- [Written problem] Leaving out all images, write out the records that follow exactly.

* Start *

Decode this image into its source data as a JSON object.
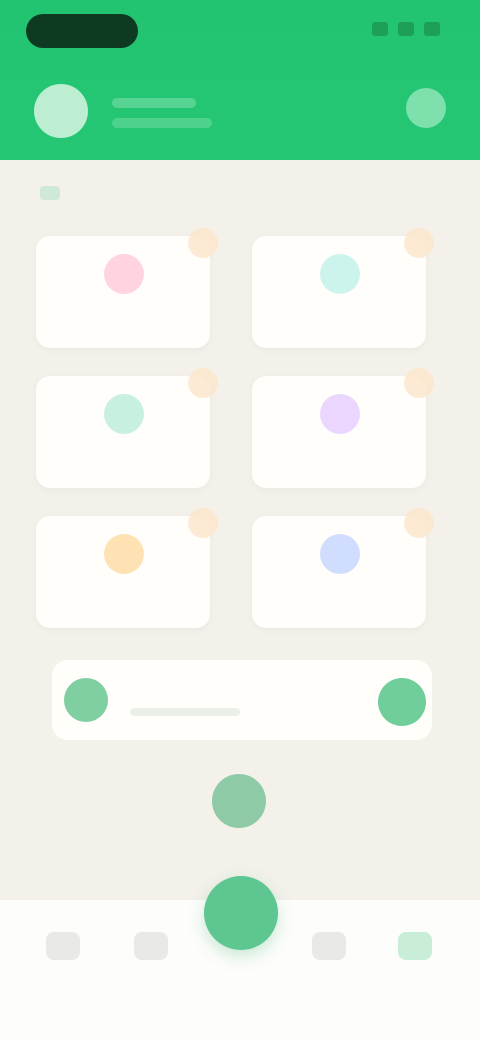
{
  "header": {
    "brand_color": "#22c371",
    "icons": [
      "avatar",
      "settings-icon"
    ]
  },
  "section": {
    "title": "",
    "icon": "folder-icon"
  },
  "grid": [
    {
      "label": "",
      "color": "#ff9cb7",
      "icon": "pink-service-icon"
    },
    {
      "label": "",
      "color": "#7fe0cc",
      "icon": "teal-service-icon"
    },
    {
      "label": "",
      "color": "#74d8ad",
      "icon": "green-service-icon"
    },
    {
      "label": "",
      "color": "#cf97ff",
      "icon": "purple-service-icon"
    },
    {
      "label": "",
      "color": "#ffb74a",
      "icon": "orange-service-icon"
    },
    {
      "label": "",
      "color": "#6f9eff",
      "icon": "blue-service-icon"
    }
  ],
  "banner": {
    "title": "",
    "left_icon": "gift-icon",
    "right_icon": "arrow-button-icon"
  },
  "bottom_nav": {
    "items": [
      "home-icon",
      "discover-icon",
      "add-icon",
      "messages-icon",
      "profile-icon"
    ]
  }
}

* End *

- [Reply]
Decode this image into its source data as a JSON object.
{
  "header": {
    "brand_color": "#22c371",
    "icons": [
      "avatar",
      "settings-icon"
    ]
  },
  "section": {
    "title": "",
    "icon": "folder-icon"
  },
  "grid": [
    {
      "label": "",
      "color": "#ff9cb7",
      "icon": "pink-service-icon"
    },
    {
      "label": "",
      "color": "#7fe0cc",
      "icon": "teal-service-icon"
    },
    {
      "label": "",
      "color": "#74d8ad",
      "icon": "green-service-icon"
    },
    {
      "label": "",
      "color": "#cf97ff",
      "icon": "purple-service-icon"
    },
    {
      "label": "",
      "color": "#ffb74a",
      "icon": "orange-service-icon"
    },
    {
      "label": "",
      "color": "#6f9eff",
      "icon": "blue-service-icon"
    }
  ],
  "banner": {
    "title": "",
    "left_icon": "gift-icon",
    "right_icon": "arrow-button-icon"
  },
  "bottom_nav": {
    "items": [
      "home-icon",
      "discover-icon",
      "add-icon",
      "messages-icon",
      "profile-icon"
    ]
  }
}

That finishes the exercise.